Drop the pictures from the entries below, then reproduce the rest exactly.

EXTRACTED DATA:
# # # # # # #

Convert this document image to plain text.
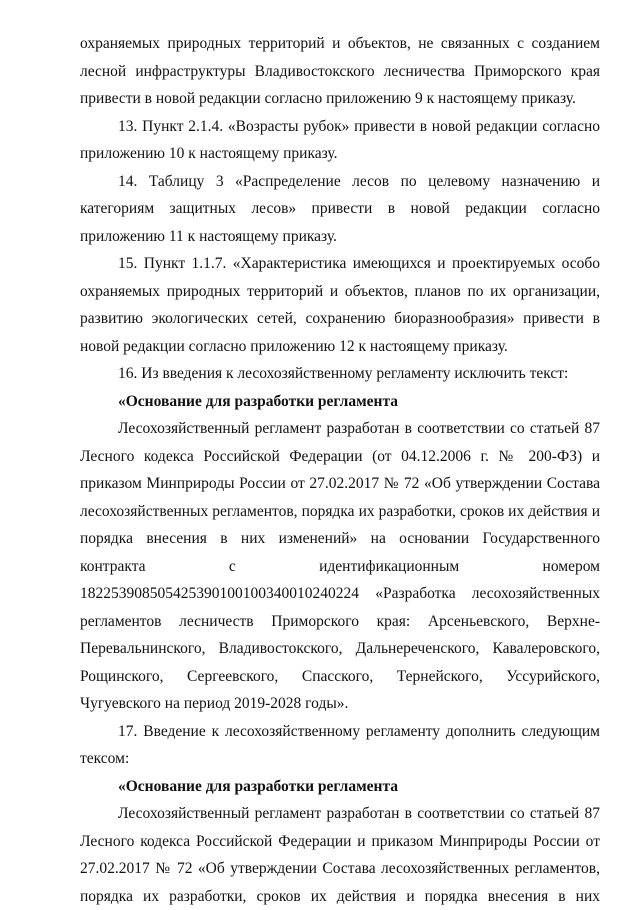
охраняемых природных территорий и объектов, не связанных с созданием лесной инфраструктуры Владивостокского лесничества Приморского края привести в новой редакции согласно приложению 9 к настоящему приказу.

13. Пункт 2.1.4. «Возрасты рубок» привести в новой редакции согласно приложению 10 к настоящему приказу.

14. Таблицу 3 «Распределение лесов по целевому назначению и категориям защитных лесов» привести в новой редакции согласно приложению 11 к настоящему приказу.

15. Пункт 1.1.7. «Характеристика имеющихся и проектируемых особо охраняемых природных территорий и объектов, планов по их организации, развитию экологических сетей, сохранению биоразнообразия» привести в новой редакции согласно приложению 12 к настоящему приказу.

16. Из введения к лесохозяйственному регламенту исключить текст:

«Основание для разработки регламента

Лесохозяйственный регламент разработан в соответствии со статьей 87 Лесного кодекса Российской Федерации (от 04.12.2006 г. № 200-ФЗ) и приказом Минприроды России от 27.02.2017 № 72 «Об утверждении Состава лесохозяйственных регламентов, порядка их разработки, сроков их действия и порядка внесения в них изменений» на основании Государственного контракта с идентификационным номером 182253908505425390100100340010240224 «Разработка лесохозяйственных регламентов лесничеств Приморского края: Арсеньевского, Верхне-Перевальнинского, Владивостокского, Дальнереченского, Кавалеровского, Рощинского, Сергеевского, Спасского, Тернейского, Уссурийского, Чугуевского на период 2019-2028 годы».

17. Введение к лесохозяйственному регламенту дополнить следующим тексом:

«Основание для разработки регламента

Лесохозяйственный регламент разработан в соответствии со статьей 87 Лесного кодекса Российской Федерации и приказом Минприроды России от 27.02.2017 № 72 «Об утверждении Состава лесохозяйственных регламентов, порядка их разработки, сроков их действия и порядка внесения в них
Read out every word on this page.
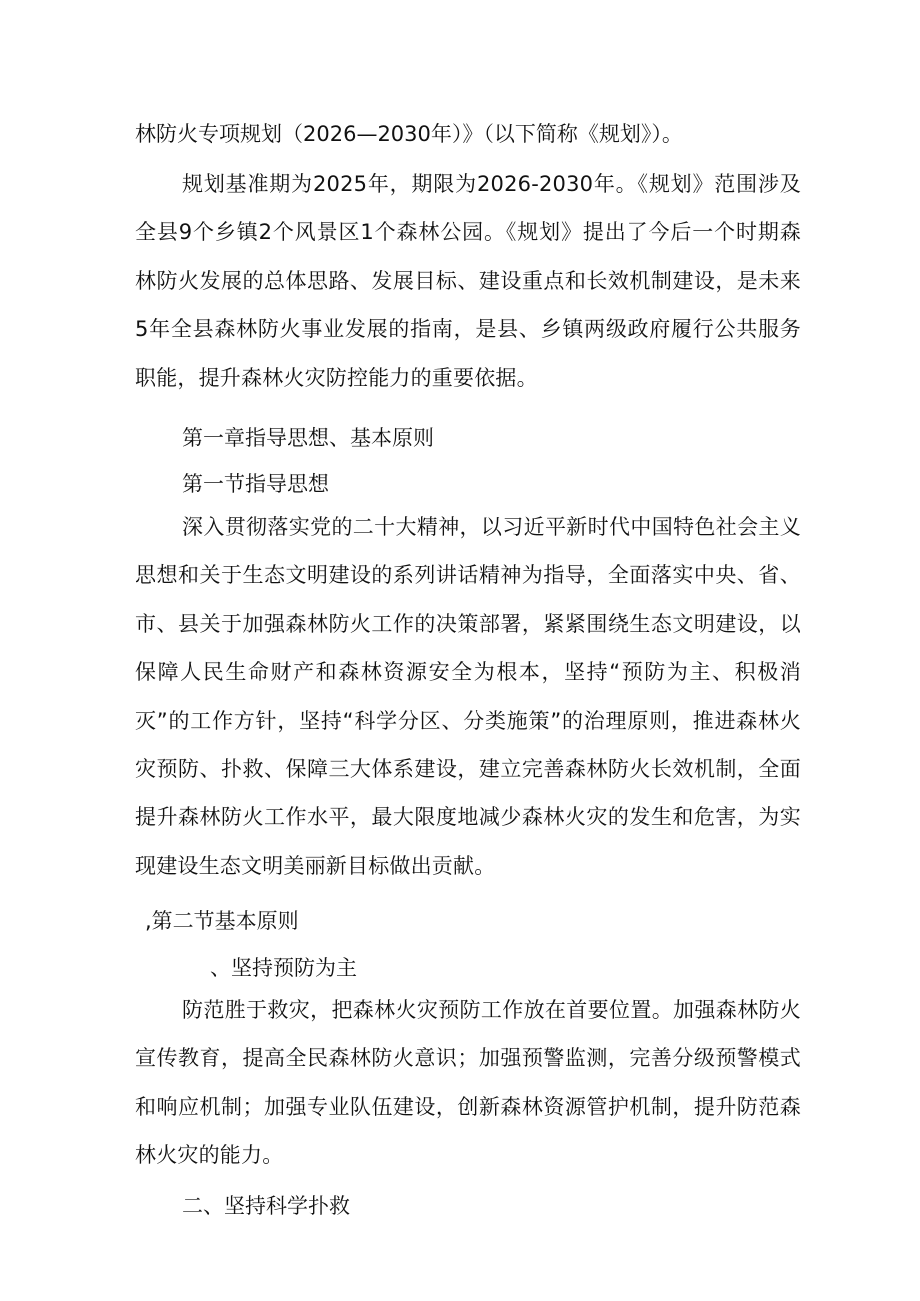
林防火专项规划（2026—2030年）》（以下简称《规划》）。

规划基准期为2025年，期限为2026-2030年。《规划》范围涉及全县9个乡镇2个风景区1个森林公园。《规划》提出了今后一个时期森林防火发展的总体思路、发展目标、建设重点和长效机制建设，是未来5年全县森林防火事业发展的指南，是县、乡镇两级政府履行公共服务职能，提升森林火灾防控能力的重要依据。

第一章指导思想、基本原则
第一节指导思想

深入贯彻落实党的二十大精神，以习近平新时代中国特色社会主义思想和关于生态文明建设的系列讲话精神为指导，全面落实中央、省、市、县关于加强森林防火工作的决策部署，紧紧围绕生态文明建设，以保障人民生命财产和森林资源安全为根本，坚持“预防为主、积极消灭”的工作方针，坚持“科学分区、分类施策”的治理原则，推进森林火灾预防、扑救、保障三大体系建设，建立完善森林防火长效机制，全面提升森林防火工作水平，最大限度地减少森林火灾的发生和危害，为实现建设生态文明美丽新目标做出贡献。

,第二节基本原则
、坚持预防为主

防范胜于救灾，把森林火灾预防工作放在首要位置。加强森林防火宣传教育，提高全民森林防火意识；加强预警监测，完善分级预警模式和响应机制；加强专业队伍建设，创新森林资源管护机制，提升防范森林火灾的能力。

二、坚持科学扑救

# # # # # # #

EXPECTED OUTPUT:
Convert this document image to plain text.
охраняемых природных территорий и объектов, не связанных с созданием лесной инфраструктуры Владивостокского лесничества Приморского края привести в новой редакции согласно приложению 9 к настоящему приказу.

13. Пункт 2.1.4. «Возрасты рубок» привести в новой редакции согласно приложению 10 к настоящему приказу.

14. Таблицу 3 «Распределение лесов по целевому назначению и категориям защитных лесов» привести в новой редакции согласно приложению 11 к настоящему приказу.

15. Пункт 1.1.7. «Характеристика имеющихся и проектируемых особо охраняемых природных территорий и объектов, планов по их организации, развитию экологических сетей, сохранению биоразнообразия» привести в новой редакции согласно приложению 12 к настоящему приказу.

16. Из введения к лесохозяйственному регламенту исключить текст:

«Основание для разработки регламента

Лесохозяйственный регламент разработан в соответствии со статьей 87 Лесного кодекса Российской Федерации (от 04.12.2006 г. № 200-ФЗ) и приказом Минприроды России от 27.02.2017 № 72 «Об утверждении Состава лесохозяйственных регламентов, порядка их разработки, сроков их действия и порядка внесения в них изменений» на основании Государственного контракта с идентификационным номером 182253908505425390100100340010240224 «Разработка лесохозяйственных регламентов лесничеств Приморского края: Арсеньевского, Верхне-Перевальнинского, Владивостокского, Дальнереченского, Кавалеровского, Рощинского, Сергеевского, Спасского, Тернейского, Уссурийского, Чугуевского на период 2019-2028 годы».

17. Введение к лесохозяйственному регламенту дополнить следующим тексом:

«Основание для разработки регламента

Лесохозяйственный регламент разработан в соответствии со статьей 87 Лесного кодекса Российской Федерации и приказом Минприроды России от 27.02.2017 № 72 «Об утверждении Состава лесохозяйственных регламентов, порядка их разработки, сроков их действия и порядка внесения в них
Read out every word on this page.
林防火专项规划（2026—2030年）》（以下简称《规划》）。

规划基准期为2025年，期限为2026-2030年。《规划》范围涉及全县9个乡镇2个风景区1个森林公园。《规划》提出了今后一个时期森林防火发展的总体思路、发展目标、建设重点和长效机制建设，是未来5年全县森林防火事业发展的指南，是县、乡镇两级政府履行公共服务职能，提升森林火灾防控能力的重要依据。

第一章指导思想、基本原则
第一节指导思想

深入贯彻落实党的二十大精神，以习近平新时代中国特色社会主义思想和关于生态文明建设的系列讲话精神为指导，全面落实中央、省、市、县关于加强森林防火工作的决策部署，紧紧围绕生态文明建设，以保障人民生命财产和森林资源安全为根本，坚持“预防为主、积极消灭”的工作方针，坚持“科学分区、分类施策”的治理原则，推进森林火灾预防、扑救、保障三大体系建设，建立完善森林防火长效机制，全面提升森林防火工作水平，最大限度地减少森林火灾的发生和危害，为实现建设生态文明美丽新目标做出贡献。

,第二节基本原则
、坚持预防为主

防范胜于救灾，把森林火灾预防工作放在首要位置。加强森林防火宣传教育，提高全民森林防火意识；加强预警监测，完善分级预警模式和响应机制；加强专业队伍建设，创新森林资源管护机制，提升防范森林火灾的能力。

二、坚持科学扑救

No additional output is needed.